TASK STATEMENT: Pull out each line of the records holding the string "text".

Records that describe figures:
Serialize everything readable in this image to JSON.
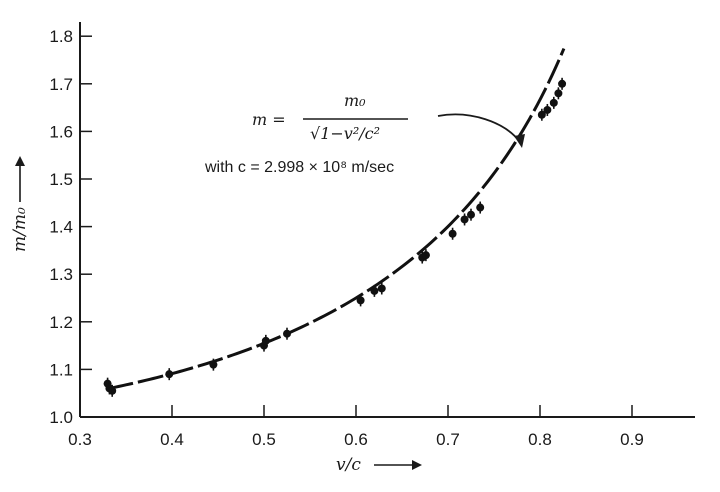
{
  "chart_data": {
    "type": "scatter",
    "title": "",
    "xlabel": "v/c",
    "ylabel": "m/m₀",
    "xlim": [
      0.3,
      0.95
    ],
    "ylim": [
      1.0,
      1.85
    ],
    "grid": false,
    "x_ticks": [
      "0.3",
      "0.4",
      "0.5",
      "0.6",
      "0.7",
      "0.8",
      "0.9"
    ],
    "y_ticks": [
      "1.0",
      "1.1",
      "1.2",
      "1.3",
      "1.4",
      "1.5",
      "1.6",
      "1.7",
      "1.8"
    ],
    "series": [
      {
        "points": [
          {
            "x": 0.33,
            "y": 1.07
          },
          {
            "x": 0.332,
            "y": 1.06
          },
          {
            "x": 0.335,
            "y": 1.055
          },
          {
            "x": 0.397,
            "y": 1.09
          },
          {
            "x": 0.445,
            "y": 1.11
          },
          {
            "x": 0.5,
            "y": 1.15
          },
          {
            "x": 0.502,
            "y": 1.16
          },
          {
            "x": 0.525,
            "y": 1.175
          },
          {
            "x": 0.605,
            "y": 1.245
          },
          {
            "x": 0.62,
            "y": 1.265
          },
          {
            "x": 0.628,
            "y": 1.27
          },
          {
            "x": 0.672,
            "y": 1.335
          },
          {
            "x": 0.676,
            "y": 1.34
          },
          {
            "x": 0.705,
            "y": 1.385
          },
          {
            "x": 0.718,
            "y": 1.415
          },
          {
            "x": 0.725,
            "y": 1.425
          },
          {
            "x": 0.735,
            "y": 1.44
          },
          {
            "x": 0.802,
            "y": 1.635
          },
          {
            "x": 0.808,
            "y": 1.645
          },
          {
            "x": 0.815,
            "y": 1.66
          },
          {
            "x": 0.82,
            "y": 1.68
          },
          {
            "x": 0.824,
            "y": 1.7
          }
        ]
      }
    ],
    "curve": {
      "formula_lhs": "m =",
      "formula_numerator": "m₀",
      "formula_denominator": "√1−v²/c²",
      "formula_note": "with c = 2.998 × 10⁸ m/sec",
      "x_range": [
        0.33,
        0.826
      ]
    }
  }
}
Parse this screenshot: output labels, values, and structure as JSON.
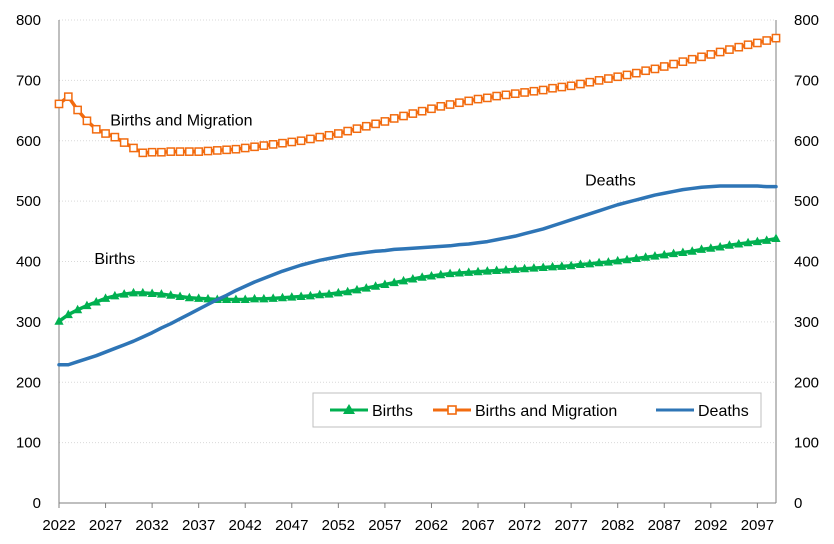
{
  "chart_data": {
    "type": "line",
    "x_start": 2022,
    "x_end": 2099,
    "x_tick_labels": [
      "2022",
      "2027",
      "2032",
      "2037",
      "2042",
      "2047",
      "2052",
      "2057",
      "2062",
      "2067",
      "2072",
      "2077",
      "2082",
      "2087",
      "2092",
      "2097"
    ],
    "y_tick_labels": [
      "0",
      "100",
      "200",
      "300",
      "400",
      "500",
      "600",
      "700",
      "800"
    ],
    "ylim": [
      0,
      800
    ],
    "grid": "horizontal dotted",
    "legend_position": "bottom-right inside plot",
    "series": [
      {
        "name": "Births",
        "color": "#00b050",
        "marker": "triangle",
        "points": [
          [
            2022,
            301
          ],
          [
            2023,
            312
          ],
          [
            2024,
            320
          ],
          [
            2025,
            327
          ],
          [
            2026,
            333
          ],
          [
            2027,
            339
          ],
          [
            2028,
            343
          ],
          [
            2029,
            346
          ],
          [
            2030,
            348
          ],
          [
            2031,
            348
          ],
          [
            2032,
            347
          ],
          [
            2033,
            346
          ],
          [
            2034,
            344
          ],
          [
            2035,
            342
          ],
          [
            2036,
            340
          ],
          [
            2037,
            339
          ],
          [
            2038,
            338
          ],
          [
            2039,
            337
          ],
          [
            2040,
            337
          ],
          [
            2041,
            337
          ],
          [
            2042,
            337
          ],
          [
            2043,
            338
          ],
          [
            2044,
            338
          ],
          [
            2045,
            339
          ],
          [
            2046,
            340
          ],
          [
            2047,
            341
          ],
          [
            2048,
            342
          ],
          [
            2049,
            343
          ],
          [
            2050,
            345
          ],
          [
            2051,
            346
          ],
          [
            2052,
            348
          ],
          [
            2053,
            350
          ],
          [
            2054,
            353
          ],
          [
            2055,
            356
          ],
          [
            2056,
            359
          ],
          [
            2057,
            362
          ],
          [
            2058,
            365
          ],
          [
            2059,
            368
          ],
          [
            2060,
            371
          ],
          [
            2061,
            374
          ],
          [
            2062,
            376
          ],
          [
            2063,
            378
          ],
          [
            2064,
            380
          ],
          [
            2065,
            381
          ],
          [
            2066,
            382
          ],
          [
            2067,
            383
          ],
          [
            2068,
            384
          ],
          [
            2069,
            385
          ],
          [
            2070,
            386
          ],
          [
            2071,
            387
          ],
          [
            2072,
            388
          ],
          [
            2073,
            389
          ],
          [
            2074,
            390
          ],
          [
            2075,
            391
          ],
          [
            2076,
            392
          ],
          [
            2077,
            393
          ],
          [
            2078,
            395
          ],
          [
            2079,
            396
          ],
          [
            2080,
            398
          ],
          [
            2081,
            399
          ],
          [
            2082,
            401
          ],
          [
            2083,
            403
          ],
          [
            2084,
            405
          ],
          [
            2085,
            407
          ],
          [
            2086,
            409
          ],
          [
            2087,
            411
          ],
          [
            2088,
            413
          ],
          [
            2089,
            415
          ],
          [
            2090,
            417
          ],
          [
            2091,
            420
          ],
          [
            2092,
            422
          ],
          [
            2093,
            424
          ],
          [
            2094,
            427
          ],
          [
            2095,
            429
          ],
          [
            2096,
            431
          ],
          [
            2097,
            433
          ],
          [
            2098,
            435
          ],
          [
            2099,
            438
          ]
        ]
      },
      {
        "name": "Births and Migration",
        "color": "#f26b0f",
        "marker": "square",
        "points": [
          [
            2022,
            661
          ],
          [
            2023,
            673
          ],
          [
            2024,
            651
          ],
          [
            2025,
            633
          ],
          [
            2026,
            619
          ],
          [
            2027,
            612
          ],
          [
            2028,
            606
          ],
          [
            2029,
            597
          ],
          [
            2030,
            588
          ],
          [
            2031,
            580
          ],
          [
            2032,
            581
          ],
          [
            2033,
            581
          ],
          [
            2034,
            582
          ],
          [
            2035,
            582
          ],
          [
            2036,
            582
          ],
          [
            2037,
            582
          ],
          [
            2038,
            583
          ],
          [
            2039,
            584
          ],
          [
            2040,
            585
          ],
          [
            2041,
            586
          ],
          [
            2042,
            588
          ],
          [
            2043,
            590
          ],
          [
            2044,
            592
          ],
          [
            2045,
            594
          ],
          [
            2046,
            596
          ],
          [
            2047,
            598
          ],
          [
            2048,
            600
          ],
          [
            2049,
            603
          ],
          [
            2050,
            606
          ],
          [
            2051,
            609
          ],
          [
            2052,
            612
          ],
          [
            2053,
            616
          ],
          [
            2054,
            620
          ],
          [
            2055,
            624
          ],
          [
            2056,
            628
          ],
          [
            2057,
            632
          ],
          [
            2058,
            637
          ],
          [
            2059,
            641
          ],
          [
            2060,
            645
          ],
          [
            2061,
            649
          ],
          [
            2062,
            653
          ],
          [
            2063,
            657
          ],
          [
            2064,
            660
          ],
          [
            2065,
            663
          ],
          [
            2066,
            666
          ],
          [
            2067,
            669
          ],
          [
            2068,
            671
          ],
          [
            2069,
            674
          ],
          [
            2070,
            676
          ],
          [
            2071,
            678
          ],
          [
            2072,
            680
          ],
          [
            2073,
            682
          ],
          [
            2074,
            684
          ],
          [
            2075,
            687
          ],
          [
            2076,
            689
          ],
          [
            2077,
            691
          ],
          [
            2078,
            694
          ],
          [
            2079,
            697
          ],
          [
            2080,
            700
          ],
          [
            2081,
            703
          ],
          [
            2082,
            706
          ],
          [
            2083,
            709
          ],
          [
            2084,
            712
          ],
          [
            2085,
            716
          ],
          [
            2086,
            719
          ],
          [
            2087,
            723
          ],
          [
            2088,
            727
          ],
          [
            2089,
            731
          ],
          [
            2090,
            735
          ],
          [
            2091,
            739
          ],
          [
            2092,
            743
          ],
          [
            2093,
            747
          ],
          [
            2094,
            751
          ],
          [
            2095,
            755
          ],
          [
            2096,
            759
          ],
          [
            2097,
            762
          ],
          [
            2098,
            766
          ],
          [
            2099,
            770
          ]
        ]
      },
      {
        "name": "Deaths",
        "color": "#2e75b6",
        "marker": "none",
        "points": [
          [
            2022,
            229
          ],
          [
            2023,
            229
          ],
          [
            2024,
            234
          ],
          [
            2025,
            239
          ],
          [
            2026,
            244
          ],
          [
            2027,
            250
          ],
          [
            2028,
            256
          ],
          [
            2029,
            262
          ],
          [
            2030,
            268
          ],
          [
            2031,
            275
          ],
          [
            2032,
            282
          ],
          [
            2033,
            290
          ],
          [
            2034,
            297
          ],
          [
            2035,
            305
          ],
          [
            2036,
            313
          ],
          [
            2037,
            321
          ],
          [
            2038,
            329
          ],
          [
            2039,
            337
          ],
          [
            2040,
            344
          ],
          [
            2041,
            352
          ],
          [
            2042,
            359
          ],
          [
            2043,
            366
          ],
          [
            2044,
            372
          ],
          [
            2045,
            378
          ],
          [
            2046,
            384
          ],
          [
            2047,
            389
          ],
          [
            2048,
            394
          ],
          [
            2049,
            398
          ],
          [
            2050,
            402
          ],
          [
            2051,
            405
          ],
          [
            2052,
            408
          ],
          [
            2053,
            411
          ],
          [
            2054,
            413
          ],
          [
            2055,
            415
          ],
          [
            2056,
            417
          ],
          [
            2057,
            418
          ],
          [
            2058,
            420
          ],
          [
            2059,
            421
          ],
          [
            2060,
            422
          ],
          [
            2061,
            423
          ],
          [
            2062,
            424
          ],
          [
            2063,
            425
          ],
          [
            2064,
            426
          ],
          [
            2065,
            428
          ],
          [
            2066,
            429
          ],
          [
            2067,
            431
          ],
          [
            2068,
            433
          ],
          [
            2069,
            436
          ],
          [
            2070,
            439
          ],
          [
            2071,
            442
          ],
          [
            2072,
            446
          ],
          [
            2073,
            450
          ],
          [
            2074,
            454
          ],
          [
            2075,
            459
          ],
          [
            2076,
            464
          ],
          [
            2077,
            469
          ],
          [
            2078,
            474
          ],
          [
            2079,
            479
          ],
          [
            2080,
            484
          ],
          [
            2081,
            489
          ],
          [
            2082,
            494
          ],
          [
            2083,
            498
          ],
          [
            2084,
            502
          ],
          [
            2085,
            506
          ],
          [
            2086,
            510
          ],
          [
            2087,
            513
          ],
          [
            2088,
            516
          ],
          [
            2089,
            519
          ],
          [
            2090,
            521
          ],
          [
            2091,
            523
          ],
          [
            2092,
            524
          ],
          [
            2093,
            525
          ],
          [
            2094,
            525
          ],
          [
            2095,
            525
          ],
          [
            2096,
            525
          ],
          [
            2097,
            525
          ],
          [
            2098,
            524
          ],
          [
            2099,
            524
          ]
        ]
      }
    ],
    "annotations": [
      {
        "text": "Births and Migration",
        "x": 2027.5,
        "y": 625
      },
      {
        "text": "Births",
        "x": 2025.8,
        "y": 396
      },
      {
        "text": "Deaths",
        "x": 2078.5,
        "y": 526
      }
    ]
  }
}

EXERCISE RESULT:
        "text": "Births and Migration",
        "text": "Births",
        "text": "Deaths",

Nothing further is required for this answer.